Figure content listings
* * *

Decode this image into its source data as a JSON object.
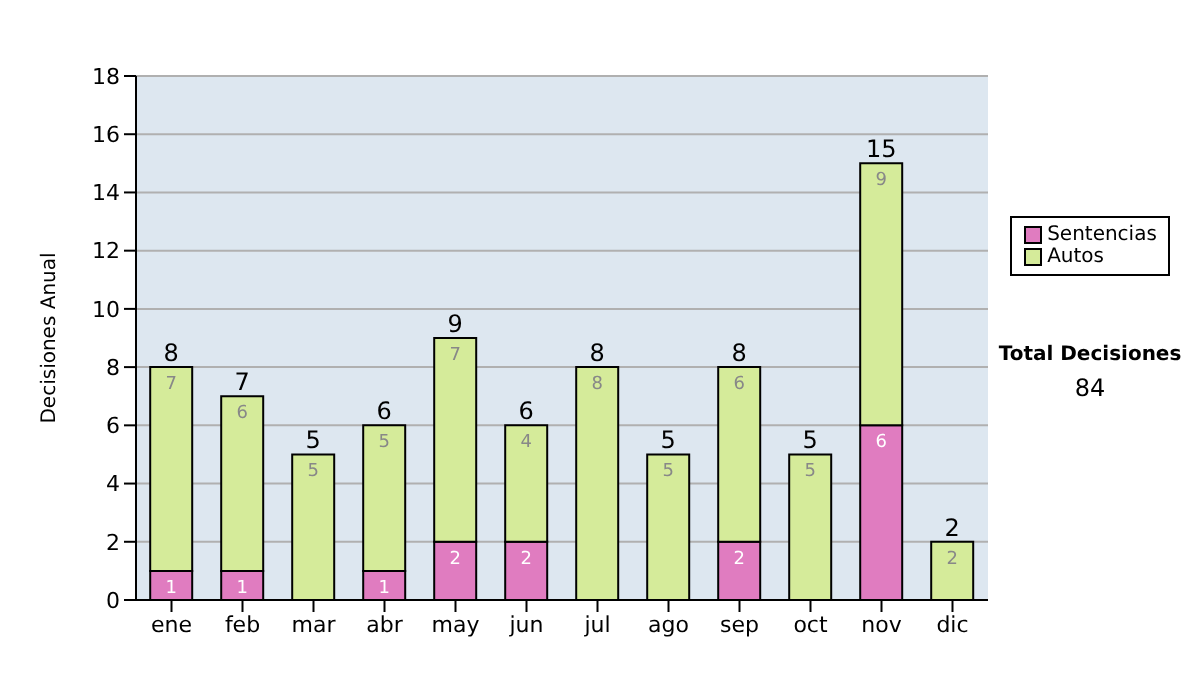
{
  "chart_data": {
    "type": "bar",
    "ylabel": "Decisiones Anual",
    "categories": [
      "ene",
      "feb",
      "mar",
      "abr",
      "may",
      "jun",
      "jul",
      "ago",
      "sep",
      "oct",
      "nov",
      "dic"
    ],
    "series": [
      {
        "name": "Sentencias",
        "color": "#e07cc0",
        "values": [
          1,
          1,
          0,
          1,
          2,
          2,
          0,
          0,
          2,
          0,
          6,
          0
        ],
        "value_labels": [
          "1",
          "1",
          null,
          "1",
          "2",
          "2",
          null,
          null,
          "2",
          null,
          "6",
          null
        ]
      },
      {
        "name": "Autos",
        "color": "#d5eb9a",
        "values": [
          7,
          6,
          5,
          5,
          7,
          4,
          8,
          5,
          6,
          5,
          9,
          2
        ],
        "value_labels": [
          "7",
          "6",
          "5",
          "5",
          "7",
          "4",
          "8",
          "5",
          "6",
          "5",
          "9",
          "2"
        ]
      }
    ],
    "stacked": true,
    "totals": [
      "8",
      "7",
      "5",
      "6",
      "9",
      "6",
      "8",
      "5",
      "8",
      "5",
      "15",
      "2"
    ],
    "ylim": [
      0,
      18
    ],
    "yticks": [
      0,
      2,
      4,
      6,
      8,
      10,
      12,
      14,
      16,
      18
    ],
    "grid": "y",
    "legend": "right",
    "annotations": [
      "Total Decisiones",
      "84"
    ]
  }
}
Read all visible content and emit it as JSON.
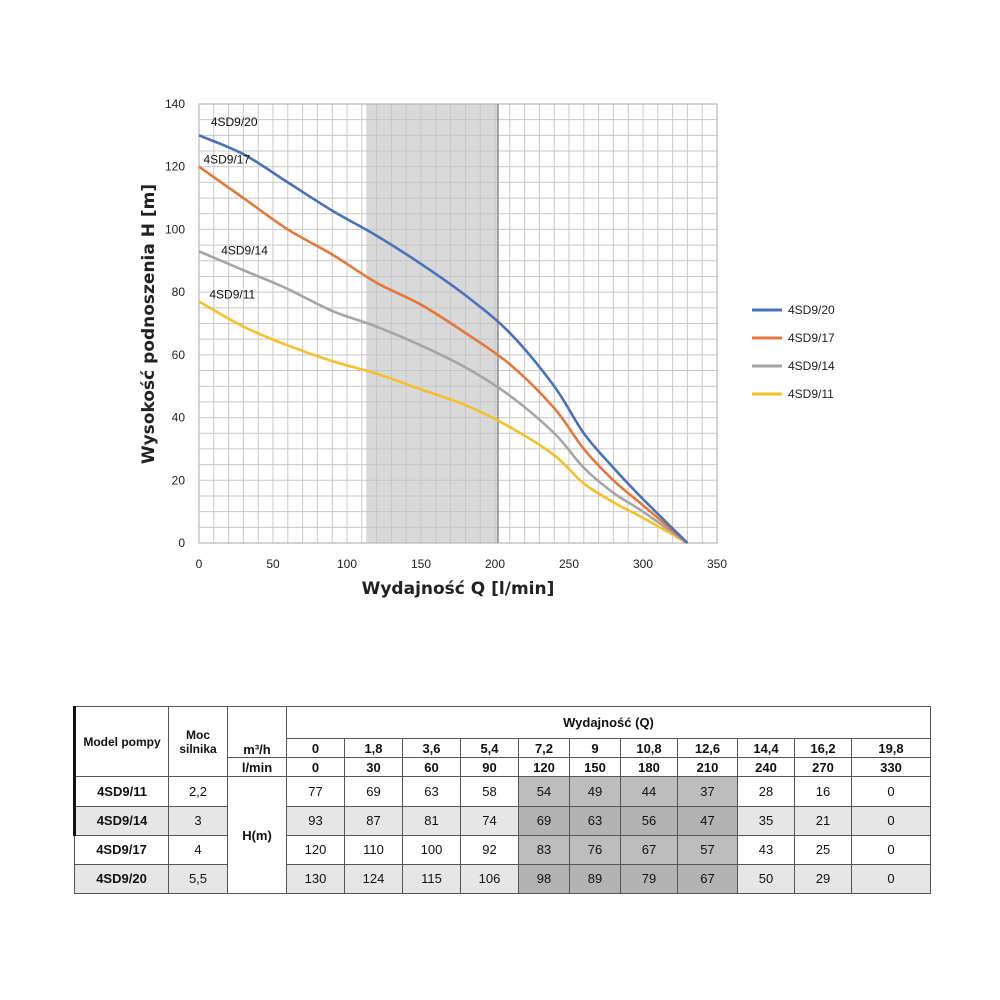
{
  "chart_data": {
    "type": "line",
    "xlabel": "Wydajność Q [l/min]",
    "ylabel": "Wysokość podnoszenia H [m]",
    "xlim": [
      0,
      350
    ],
    "ylim": [
      0,
      140
    ],
    "x_ticks": [
      0,
      50,
      100,
      150,
      200,
      250,
      300,
      350
    ],
    "y_ticks": [
      0,
      20,
      40,
      60,
      80,
      100,
      120,
      140
    ],
    "grid": true,
    "shaded_range": [
      113,
      202
    ],
    "legend_position": "right",
    "series": [
      {
        "name": "4SD9/20",
        "color": "#4a72b8",
        "x": [
          0,
          30,
          60,
          90,
          120,
          150,
          180,
          210,
          240,
          260,
          280,
          300,
          330
        ],
        "y": [
          130,
          124,
          115,
          106,
          98,
          89,
          79,
          67,
          50,
          35,
          24,
          14,
          0
        ]
      },
      {
        "name": "4SD9/17",
        "color": "#e4773b",
        "x": [
          0,
          30,
          60,
          90,
          120,
          150,
          180,
          210,
          240,
          260,
          280,
          300,
          330
        ],
        "y": [
          120,
          110,
          100,
          92,
          83,
          76,
          67,
          57,
          43,
          30,
          20,
          12,
          0
        ]
      },
      {
        "name": "4SD9/14",
        "color": "#a5a5a5",
        "x": [
          0,
          30,
          60,
          90,
          120,
          150,
          180,
          210,
          240,
          260,
          280,
          300,
          330
        ],
        "y": [
          93,
          87,
          81,
          74,
          69,
          63,
          56,
          47,
          35,
          24,
          16,
          10,
          0
        ]
      },
      {
        "name": "4SD9/11",
        "color": "#f5c02b",
        "x": [
          0,
          30,
          60,
          90,
          120,
          150,
          180,
          210,
          240,
          260,
          280,
          300,
          330
        ],
        "y": [
          77,
          69,
          63,
          58,
          54,
          49,
          44,
          37,
          28,
          19,
          13,
          8,
          0
        ]
      }
    ],
    "curve_labels": [
      {
        "text": "4SD9/20",
        "x": 8,
        "y": 132
      },
      {
        "text": "4SD9/17",
        "x": 3,
        "y": 120
      },
      {
        "text": "4SD9/14",
        "x": 15,
        "y": 91
      },
      {
        "text": "4SD9/11",
        "x": 7,
        "y": 77
      }
    ]
  },
  "table": {
    "col_model": "Model pompy",
    "col_power": "Moc silnika",
    "flow_header": "Wydajność (Q)",
    "unit_m3h": "m³/h",
    "unit_lmin": "l/min",
    "h_label": "H(m)",
    "q_m3h": [
      "0",
      "1,8",
      "3,6",
      "5,4",
      "7,2",
      "9",
      "10,8",
      "12,6",
      "14,4",
      "16,2",
      "19,8"
    ],
    "q_lmin": [
      "0",
      "30",
      "60",
      "90",
      "120",
      "150",
      "180",
      "210",
      "240",
      "270",
      "330"
    ],
    "rows": [
      {
        "model": "4SD9/11",
        "power": "2,2",
        "values": [
          "77",
          "69",
          "63",
          "58",
          "54",
          "49",
          "44",
          "37",
          "28",
          "16",
          "0"
        ]
      },
      {
        "model": "4SD9/14",
        "power": "3",
        "values": [
          "93",
          "87",
          "81",
          "74",
          "69",
          "63",
          "56",
          "47",
          "35",
          "21",
          "0"
        ]
      },
      {
        "model": "4SD9/17",
        "power": "4",
        "values": [
          "120",
          "110",
          "100",
          "92",
          "83",
          "76",
          "67",
          "57",
          "43",
          "25",
          "0"
        ]
      },
      {
        "model": "4SD9/20",
        "power": "5,5",
        "values": [
          "130",
          "124",
          "115",
          "106",
          "98",
          "89",
          "79",
          "67",
          "50",
          "29",
          "0"
        ]
      }
    ],
    "highlight_columns": [
      4,
      5,
      6,
      7
    ]
  }
}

* * *

- **Task to carry out**:
Repeat each entry exactly. Pictures do not belong in the copy.

- **Correct output**:
Decode this image into its source data as a JSON object.
{
  "chart_data": {
    "type": "bar",
    "ylabel": "Decisiones Anual",
    "categories": [
      "ene",
      "feb",
      "mar",
      "abr",
      "may",
      "jun",
      "jul",
      "ago",
      "sep",
      "oct",
      "nov",
      "dic"
    ],
    "series": [
      {
        "name": "Sentencias",
        "color": "#e07cc0",
        "values": [
          1,
          1,
          0,
          1,
          2,
          2,
          0,
          0,
          2,
          0,
          6,
          0
        ],
        "value_labels": [
          "1",
          "1",
          null,
          "1",
          "2",
          "2",
          null,
          null,
          "2",
          null,
          "6",
          null
        ]
      },
      {
        "name": "Autos",
        "color": "#d5eb9a",
        "values": [
          7,
          6,
          5,
          5,
          7,
          4,
          8,
          5,
          6,
          5,
          9,
          2
        ],
        "value_labels": [
          "7",
          "6",
          "5",
          "5",
          "7",
          "4",
          "8",
          "5",
          "6",
          "5",
          "9",
          "2"
        ]
      }
    ],
    "stacked": true,
    "totals": [
      "8",
      "7",
      "5",
      "6",
      "9",
      "6",
      "8",
      "5",
      "8",
      "5",
      "15",
      "2"
    ],
    "ylim": [
      0,
      18
    ],
    "yticks": [
      0,
      2,
      4,
      6,
      8,
      10,
      12,
      14,
      16,
      18
    ],
    "grid": "y",
    "legend": "right",
    "annotations": [
      "Total Decisiones",
      "84"
    ]
  }
}
Read all visible content and emit it as JSON.
{
  "chart_data": {
    "type": "line",
    "xlabel": "Wydajność Q [l/min]",
    "ylabel": "Wysokość podnoszenia H [m]",
    "xlim": [
      0,
      350
    ],
    "ylim": [
      0,
      140
    ],
    "x_ticks": [
      0,
      50,
      100,
      150,
      200,
      250,
      300,
      350
    ],
    "y_ticks": [
      0,
      20,
      40,
      60,
      80,
      100,
      120,
      140
    ],
    "grid": true,
    "shaded_range": [
      113,
      202
    ],
    "legend_position": "right",
    "series": [
      {
        "name": "4SD9/20",
        "color": "#4a72b8",
        "x": [
          0,
          30,
          60,
          90,
          120,
          150,
          180,
          210,
          240,
          260,
          280,
          300,
          330
        ],
        "y": [
          130,
          124,
          115,
          106,
          98,
          89,
          79,
          67,
          50,
          35,
          24,
          14,
          0
        ]
      },
      {
        "name": "4SD9/17",
        "color": "#e4773b",
        "x": [
          0,
          30,
          60,
          90,
          120,
          150,
          180,
          210,
          240,
          260,
          280,
          300,
          330
        ],
        "y": [
          120,
          110,
          100,
          92,
          83,
          76,
          67,
          57,
          43,
          30,
          20,
          12,
          0
        ]
      },
      {
        "name": "4SD9/14",
        "color": "#a5a5a5",
        "x": [
          0,
          30,
          60,
          90,
          120,
          150,
          180,
          210,
          240,
          260,
          280,
          300,
          330
        ],
        "y": [
          93,
          87,
          81,
          74,
          69,
          63,
          56,
          47,
          35,
          24,
          16,
          10,
          0
        ]
      },
      {
        "name": "4SD9/11",
        "color": "#f5c02b",
        "x": [
          0,
          30,
          60,
          90,
          120,
          150,
          180,
          210,
          240,
          260,
          280,
          300,
          330
        ],
        "y": [
          77,
          69,
          63,
          58,
          54,
          49,
          44,
          37,
          28,
          19,
          13,
          8,
          0
        ]
      }
    ],
    "curve_labels": [
      {
        "text": "4SD9/20",
        "x": 8,
        "y": 132
      },
      {
        "text": "4SD9/17",
        "x": 3,
        "y": 120
      },
      {
        "text": "4SD9/14",
        "x": 15,
        "y": 91
      },
      {
        "text": "4SD9/11",
        "x": 7,
        "y": 77
      }
    ]
  },
  "table": {
    "col_model": "Model pompy",
    "col_power": "Moc silnika",
    "flow_header": "Wydajność (Q)",
    "unit_m3h": "m³/h",
    "unit_lmin": "l/min",
    "h_label": "H(m)",
    "q_m3h": [
      "0",
      "1,8",
      "3,6",
      "5,4",
      "7,2",
      "9",
      "10,8",
      "12,6",
      "14,4",
      "16,2",
      "19,8"
    ],
    "q_lmin": [
      "0",
      "30",
      "60",
      "90",
      "120",
      "150",
      "180",
      "210",
      "240",
      "270",
      "330"
    ],
    "rows": [
      {
        "model": "4SD9/11",
        "power": "2,2",
        "values": [
          "77",
          "69",
          "63",
          "58",
          "54",
          "49",
          "44",
          "37",
          "28",
          "16",
          "0"
        ]
      },
      {
        "model": "4SD9/14",
        "power": "3",
        "values": [
          "93",
          "87",
          "81",
          "74",
          "69",
          "63",
          "56",
          "47",
          "35",
          "21",
          "0"
        ]
      },
      {
        "model": "4SD9/17",
        "power": "4",
        "values": [
          "120",
          "110",
          "100",
          "92",
          "83",
          "76",
          "67",
          "57",
          "43",
          "25",
          "0"
        ]
      },
      {
        "model": "4SD9/20",
        "power": "5,5",
        "values": [
          "130",
          "124",
          "115",
          "106",
          "98",
          "89",
          "79",
          "67",
          "50",
          "29",
          "0"
        ]
      }
    ],
    "highlight_columns": [
      4,
      5,
      6,
      7
    ]
  }
}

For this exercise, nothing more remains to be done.